**Work required:**
Where a line contains the word "care", copy that line in full.

** start **

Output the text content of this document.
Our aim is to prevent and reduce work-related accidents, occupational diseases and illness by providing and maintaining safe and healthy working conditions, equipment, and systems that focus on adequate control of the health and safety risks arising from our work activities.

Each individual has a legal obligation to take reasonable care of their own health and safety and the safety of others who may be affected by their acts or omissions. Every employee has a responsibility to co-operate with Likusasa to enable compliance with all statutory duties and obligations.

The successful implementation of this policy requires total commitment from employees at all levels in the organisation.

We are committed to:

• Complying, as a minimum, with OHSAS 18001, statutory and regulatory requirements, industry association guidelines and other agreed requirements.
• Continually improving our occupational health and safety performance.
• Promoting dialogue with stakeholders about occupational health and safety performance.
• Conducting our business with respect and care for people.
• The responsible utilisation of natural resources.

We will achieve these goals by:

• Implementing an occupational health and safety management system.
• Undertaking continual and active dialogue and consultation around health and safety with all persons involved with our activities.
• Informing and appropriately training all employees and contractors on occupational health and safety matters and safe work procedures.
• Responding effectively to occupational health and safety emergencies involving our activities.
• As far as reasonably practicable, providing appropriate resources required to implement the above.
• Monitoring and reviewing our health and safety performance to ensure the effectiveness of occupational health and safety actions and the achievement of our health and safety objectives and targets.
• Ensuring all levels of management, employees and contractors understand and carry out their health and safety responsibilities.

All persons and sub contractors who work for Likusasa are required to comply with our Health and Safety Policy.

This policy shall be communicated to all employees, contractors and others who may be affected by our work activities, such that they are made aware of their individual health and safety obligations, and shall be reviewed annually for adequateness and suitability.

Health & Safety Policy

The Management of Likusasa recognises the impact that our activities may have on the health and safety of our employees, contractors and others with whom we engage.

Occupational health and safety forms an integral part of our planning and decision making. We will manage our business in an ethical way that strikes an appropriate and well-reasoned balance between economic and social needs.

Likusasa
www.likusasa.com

** end **
** start **

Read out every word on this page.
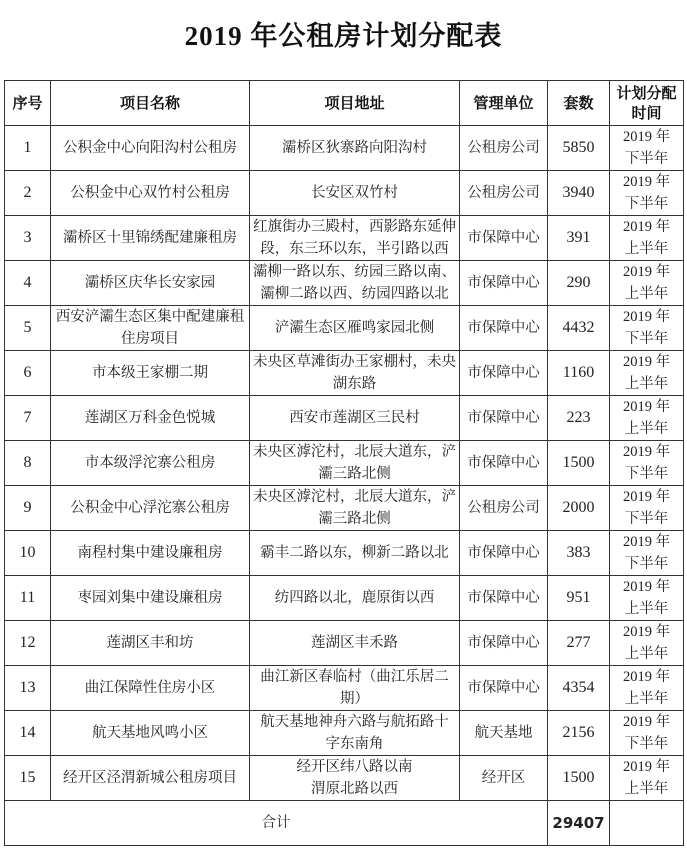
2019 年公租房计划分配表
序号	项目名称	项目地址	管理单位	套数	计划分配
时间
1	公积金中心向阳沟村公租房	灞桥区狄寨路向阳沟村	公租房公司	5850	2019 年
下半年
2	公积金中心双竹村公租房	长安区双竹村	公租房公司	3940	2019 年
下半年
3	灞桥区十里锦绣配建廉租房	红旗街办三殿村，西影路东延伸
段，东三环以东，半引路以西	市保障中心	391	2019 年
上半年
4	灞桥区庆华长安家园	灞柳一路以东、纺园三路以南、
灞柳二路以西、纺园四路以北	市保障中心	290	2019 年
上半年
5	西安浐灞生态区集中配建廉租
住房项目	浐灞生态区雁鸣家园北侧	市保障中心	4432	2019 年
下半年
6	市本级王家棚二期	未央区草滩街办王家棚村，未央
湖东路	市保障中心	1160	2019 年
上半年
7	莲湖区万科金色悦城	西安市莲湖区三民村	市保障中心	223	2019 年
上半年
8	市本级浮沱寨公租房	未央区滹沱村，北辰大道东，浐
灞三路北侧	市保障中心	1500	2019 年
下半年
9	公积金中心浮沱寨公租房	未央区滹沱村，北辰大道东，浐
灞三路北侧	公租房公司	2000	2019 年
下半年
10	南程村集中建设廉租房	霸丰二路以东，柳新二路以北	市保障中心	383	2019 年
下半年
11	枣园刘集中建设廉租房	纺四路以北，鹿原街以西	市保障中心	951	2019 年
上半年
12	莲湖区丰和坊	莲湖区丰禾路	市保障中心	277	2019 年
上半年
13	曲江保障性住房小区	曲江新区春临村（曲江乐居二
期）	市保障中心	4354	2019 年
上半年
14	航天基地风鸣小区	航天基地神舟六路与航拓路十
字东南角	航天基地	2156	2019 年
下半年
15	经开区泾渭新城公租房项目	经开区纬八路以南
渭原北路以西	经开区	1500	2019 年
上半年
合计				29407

** end **

**Exercise answer:**
Each individual has a legal obligation to take reasonable care of their own health and safety and the safety of others who may be affected by their acts or omissions. Every employee has a responsibility to co-operate with Likusasa to enable compliance with all statutory duties and obligations.
• Conducting our business with respect and care for people.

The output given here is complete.